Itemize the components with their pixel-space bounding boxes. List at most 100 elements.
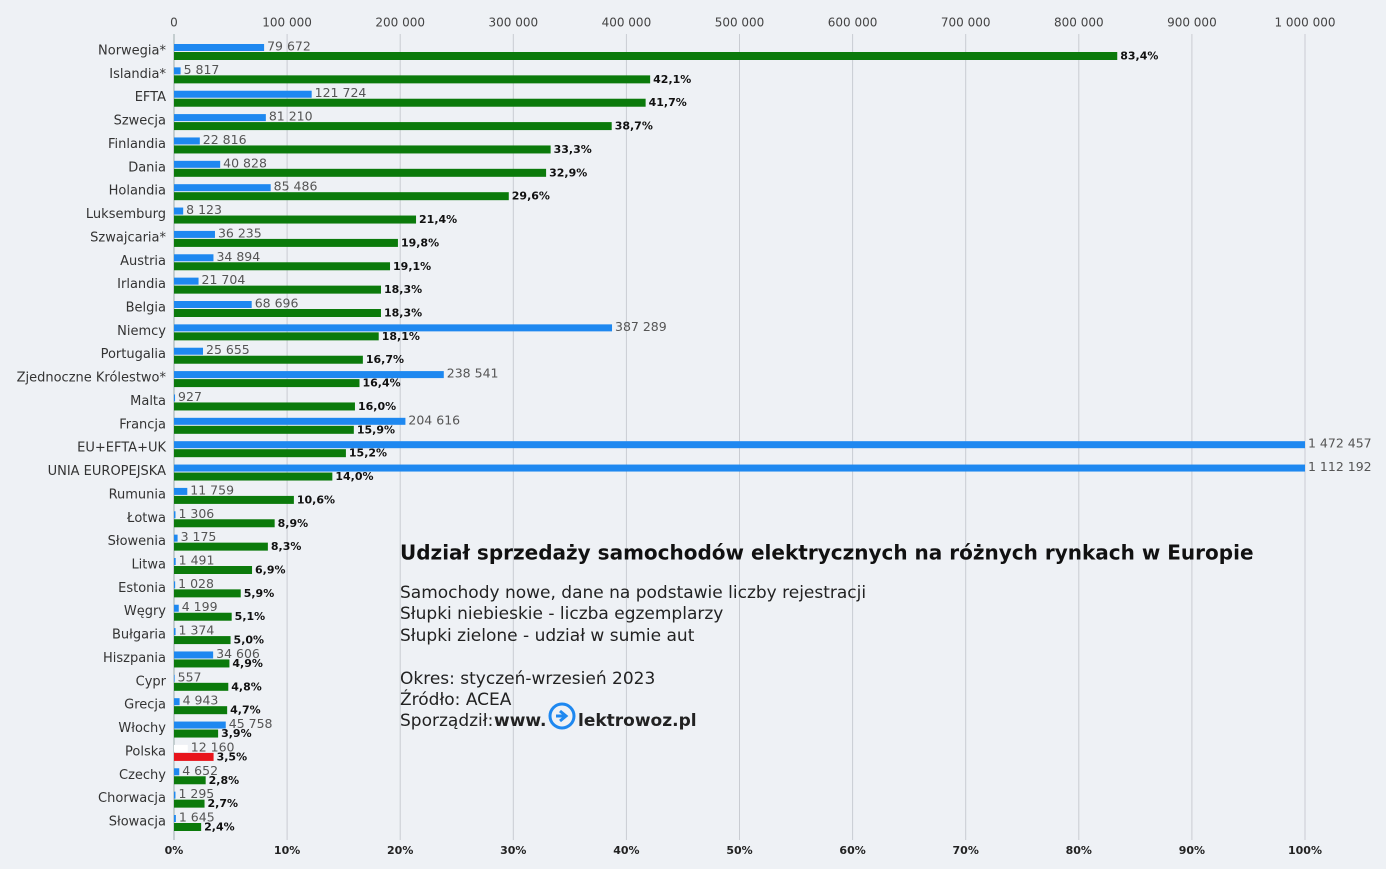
value-label: 1 491 — [179, 553, 215, 568]
category-label: Hiszpania — [103, 651, 166, 666]
top-tick-label: 0 — [170, 16, 178, 30]
value-label: 85 486 — [274, 179, 318, 194]
bar — [174, 44, 265, 51]
bar — [174, 651, 214, 659]
bottom-tick-label: 80% — [1066, 844, 1092, 857]
bar — [174, 394, 176, 402]
category-label: Węgry — [124, 604, 166, 619]
bar — [174, 791, 176, 799]
bar — [174, 441, 1305, 449]
value-label: 1 472 457 — [1308, 436, 1372, 451]
bar — [174, 347, 204, 355]
bar — [174, 706, 228, 715]
value-label: 40 828 — [223, 155, 267, 170]
bars: Norwegia* 79 672 83,4% Islandia* 5 817 42,1% E… — [17, 39, 1372, 834]
category-label: Austria — [120, 254, 166, 269]
value-label: 21,4% — [419, 213, 457, 226]
value-label: 2,8% — [209, 774, 240, 787]
bar — [174, 262, 391, 271]
bar — [174, 558, 176, 565]
value-label: 81 210 — [269, 109, 313, 124]
period: Okres: styczeń-wrzesień 2023 — [400, 669, 655, 689]
value-label: 18,1% — [382, 330, 420, 343]
category-label: Estonia — [118, 581, 166, 596]
bar — [174, 674, 175, 682]
bar — [174, 487, 188, 495]
bar — [174, 682, 229, 691]
bar — [174, 160, 221, 168]
value-label: 14,0% — [335, 470, 373, 483]
value-label: 1 306 — [178, 506, 214, 521]
value-label: 11 759 — [190, 482, 234, 497]
value-label: 387 289 — [615, 319, 667, 334]
value-label: 18,3% — [384, 307, 422, 320]
value-label: 3,5% — [217, 750, 248, 763]
category-label: Irlandia — [117, 277, 166, 292]
category-label: EFTA — [135, 90, 166, 105]
bar — [174, 254, 214, 262]
category-label: Litwa — [131, 558, 166, 573]
value-label: 42,1% — [653, 73, 691, 86]
bar — [174, 277, 199, 285]
category-label: Szwecja — [114, 114, 166, 129]
bar — [174, 464, 1305, 472]
value-label: 1 028 — [178, 576, 214, 591]
category-label: Słowacja — [109, 815, 166, 830]
bar — [174, 566, 253, 574]
bar — [174, 238, 398, 247]
bar — [174, 417, 406, 425]
top-tick-label: 400 000 — [602, 16, 652, 30]
value-label: 5,1% — [235, 610, 266, 623]
bottom-tick-label: 60% — [839, 844, 865, 857]
bar — [174, 799, 205, 808]
value-label: 557 — [178, 669, 202, 684]
category-label: Grecja — [124, 698, 166, 713]
category-label: UNIA EUROPEJSKA — [48, 464, 167, 479]
bar — [174, 511, 176, 519]
bottom-tick-label: 50% — [726, 844, 752, 857]
value-label: 15,2% — [349, 447, 387, 460]
bar — [174, 192, 509, 201]
value-label: 68 696 — [255, 296, 299, 311]
value-label: 8,3% — [271, 540, 302, 553]
bar — [174, 449, 346, 458]
bottom-tick-label: 100% — [1288, 844, 1322, 857]
bar — [174, 301, 252, 308]
value-label: 4,7% — [230, 704, 261, 717]
value-label: 4 199 — [182, 599, 218, 614]
author-prefix: www. — [494, 711, 547, 731]
category-label: Portugalia — [101, 347, 166, 362]
bar — [174, 75, 651, 84]
value-label: 21 704 — [202, 272, 246, 287]
value-label: 1 112 192 — [1308, 459, 1372, 474]
category-label: Chorwacja — [98, 791, 166, 806]
bar — [174, 495, 294, 504]
value-label: 12 160 — [191, 739, 235, 754]
value-label: 38,7% — [615, 120, 653, 133]
value-label: 3 175 — [181, 529, 217, 544]
bar — [174, 542, 268, 551]
bottom-tick-label: 90% — [1179, 844, 1205, 857]
value-label: 34 894 — [216, 249, 260, 264]
bar — [174, 207, 184, 215]
value-label: 16,7% — [366, 353, 404, 366]
value-label: 41,7% — [649, 96, 687, 109]
top-tick-label: 800 000 — [1054, 16, 1104, 30]
value-label: 1 295 — [178, 786, 214, 801]
bar — [174, 90, 312, 98]
author-label: Sporządził: — [400, 711, 493, 731]
category-label: Zjednoczne Królestwo* — [17, 371, 167, 386]
bar — [174, 137, 200, 145]
info-box: Udział sprzedaży samochodów elektrycznyc… — [400, 541, 1254, 732]
bar — [174, 823, 202, 831]
value-label: 2,4% — [204, 821, 235, 834]
bottom-tick-label: 0% — [165, 844, 184, 857]
category-label: Malta — [130, 394, 166, 409]
top-tick-label: 900 000 — [1167, 16, 1217, 30]
category-label: Luksemburg — [86, 207, 166, 222]
value-label: 927 — [178, 389, 202, 404]
value-label: 15,9% — [357, 423, 395, 436]
value-label: 4,8% — [231, 680, 262, 693]
bar — [174, 698, 180, 706]
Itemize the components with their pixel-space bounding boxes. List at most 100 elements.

### WHAT TO WORK ON
Turn the lines of all the items above into a Markdown table with two columns, No. and Entry, one numbered row per line and no rows for blank lines. Leave the pictures out.

### RESULT OF THE EXERCISE
| No. | Entry |
|---|---|
| 1 | Itemize the components with their pixel-space bounding boxes. List at most 100 elements. |
| 2 | value-label: 1 491 — [179, 553, 215, 568] |
| 3 | category-label: Hiszpania — [103, 651, 166, 666] |
| 4 | top-tick-label: 0 — [170, 16, 178, 30] |
| 5 | value-label: 85 486 — [274, 179, 318, 194] |
| 6 | bar — [174, 44, 265, 51] |
| 7 | bar — [174, 651, 214, 659] |
| 8 | bottom-tick-label: 80% — [1066, 844, 1092, 857] |
| 9 | bar — [174, 394, 176, 402] |
| 10 | category-label: Węgry — [124, 604, 166, 619] |
| 11 | bar — [174, 791, 176, 799] |
| 12 | bar — [174, 441, 1305, 449] |
| 13 | value-label: 1 472 457 — [1308, 436, 1372, 451] |
| 14 | bar — [174, 347, 204, 355] |
| 15 | bar — [174, 706, 228, 715] |
| 16 | value-label: 40 828 — [223, 155, 267, 170] |
| 17 | bars: Norwegia* 79 672 83,4% Islandia* 5 817 42,1% E… — [17, 39, 1372, 834] |
| 18 | category-label: Austria — [120, 254, 166, 269] |
| 19 | value-label: 21,4% — [419, 213, 457, 226] |
| 20 | value-label: 2,8% — [209, 774, 240, 787] |
| 21 | bar — [174, 262, 391, 271] |
| 22 | bar — [174, 558, 176, 565] |
| 23 | value-label: 81 210 — [269, 109, 313, 124] |
| 24 | period: Okres: styczeń-wrzesień 2023 — [400, 669, 655, 689] |
| 25 | value-label: 18,1% — [382, 330, 420, 343] |
| 26 | category-label: Estonia — [118, 581, 166, 596] |
| 27 | bar — [174, 674, 175, 682] |
| 28 | bar — [174, 487, 188, 495] |
| 29 | bar — [174, 682, 229, 691] |
| 30 | bar — [174, 160, 221, 168] |
| 31 | value-label: 14,0% — [335, 470, 373, 483] |
| 32 | value-label: 1 306 — [178, 506, 214, 521] |
| 33 | value-label: 11 759 — [190, 482, 234, 497] |
| 34 | value-label: 387 289 — [615, 319, 667, 334] |
| 35 | value-label: 18,3% — [384, 307, 422, 320] |
| 36 | value-label: 3,5% — [217, 750, 248, 763] |
| 37 | category-label: Irlandia — [117, 277, 166, 292] |
| 38 | category-label: EFTA — [135, 90, 166, 105] |
| 39 | bar — [174, 254, 214, 262] |
| 40 | category-label: Litwa — [131, 558, 166, 573] |
| 41 | value-label: 42,1% — [653, 73, 691, 86] |
| 42 | bar — [174, 277, 199, 285] |
| 43 | category-label: Szwecja — [114, 114, 166, 129] |
| 44 | bar — [174, 464, 1305, 472] |
| 45 | value-label: 1 028 — [178, 576, 214, 591] |
| 46 | category-label: Słowacja — [109, 815, 166, 830] |
| 47 | bar — [174, 566, 253, 574] |
| 48 | bar — [174, 238, 398, 247] |
| 49 | bar — [174, 417, 406, 425] |
| 50 | top-tick-label: 400 000 — [602, 16, 652, 30] |
| 51 | value-label: 5,1% — [235, 610, 266, 623] |
| 52 | bottom-tick-label: 60% — [839, 844, 865, 857] |
| 53 | bar — [174, 799, 205, 808] |
| 54 | value-label: 557 — [178, 669, 202, 684] |
| 55 | category-label: Grecja — [124, 698, 166, 713] |
| 56 | category-label: UNIA EUROPEJSKA — [48, 464, 167, 479] |
| 57 | bar — [174, 511, 176, 519] |
| 58 | bottom-tick-label: 50% — [726, 844, 752, 857] |
| 59 | value-label: 15,2% — [349, 447, 387, 460] |
| 60 | bar — [174, 192, 509, 201] |
| 61 | value-label: 68 696 — [255, 296, 299, 311] |
| 62 | value-label: 8,3% — [271, 540, 302, 553] |
| 63 | bar — [174, 449, 346, 458] |
| 64 | bottom-tick-label: 100% — [1288, 844, 1322, 857] |
| 65 | bar — [174, 301, 252, 308] |
| 66 | value-label: 4,7% — [230, 704, 261, 717] |
| 67 | value-label: 4 199 — [182, 599, 218, 614] |
| 68 | author-prefix: www. — [494, 711, 547, 731] |
| 69 | category-label: Portugalia — [101, 347, 166, 362] |
| 70 | bar — [174, 75, 651, 84] |
| 71 | value-label: 21 704 — [202, 272, 246, 287] |
| 72 | value-label: 1 112 192 — [1308, 459, 1372, 474] |
| 73 | category-label: Chorwacja — [98, 791, 166, 806] |
| 74 | bar — [174, 495, 294, 504] |
| 75 | value-label: 12 160 — [191, 739, 235, 754] |
| 76 | value-label: 38,7% — [615, 120, 653, 133] |
| 77 | value-label: 3 175 — [181, 529, 217, 544] |
| 78 | bar — [174, 542, 268, 551] |
| 79 | bottom-tick-label: 90% — [1179, 844, 1205, 857] |
| 80 | value-label: 34 894 — [216, 249, 260, 264] |
| 81 | bar — [174, 207, 184, 215] |
| 82 | value-label: 16,7% — [366, 353, 404, 366] |
| 83 | value-label: 41,7% — [649, 96, 687, 109] |
| 84 | top-tick-label: 800 000 — [1054, 16, 1104, 30] |
| 85 | value-label: 1 295 — [178, 786, 214, 801] |
| 86 | bar — [174, 90, 312, 98] |
| 87 | author-label: Sporządził: — [400, 711, 493, 731] |
| 88 | category-label: Zjednoczne Królestwo* — [17, 371, 167, 386] |
| 89 | bar — [174, 137, 200, 145] |
| 90 | info-box: Udział sprzedaży samochodów elektrycznyc… — [400, 541, 1254, 732] |
| 91 | bar — [174, 823, 202, 831] |
| 92 | value-label: 2,4% — [204, 821, 235, 834] |
| 93 | bottom-tick-label: 0% — [165, 844, 184, 857] |
| 94 | category-label: Malta — [130, 394, 166, 409] |
| 95 | top-tick-label: 900 000 — [1167, 16, 1217, 30] |
| 96 | category-label: Luksemburg — [86, 207, 166, 222] |
| 97 | value-label: 927 — [178, 389, 202, 404] |
| 98 | value-label: 15,9% — [357, 423, 395, 436] |
| 99 | value-label: 4,8% — [231, 680, 262, 693] |
| 100 | bar — [174, 698, 180, 706] |
| 101 | Itemize the components with their pixel-space bounding boxes. List at most 100 elements. |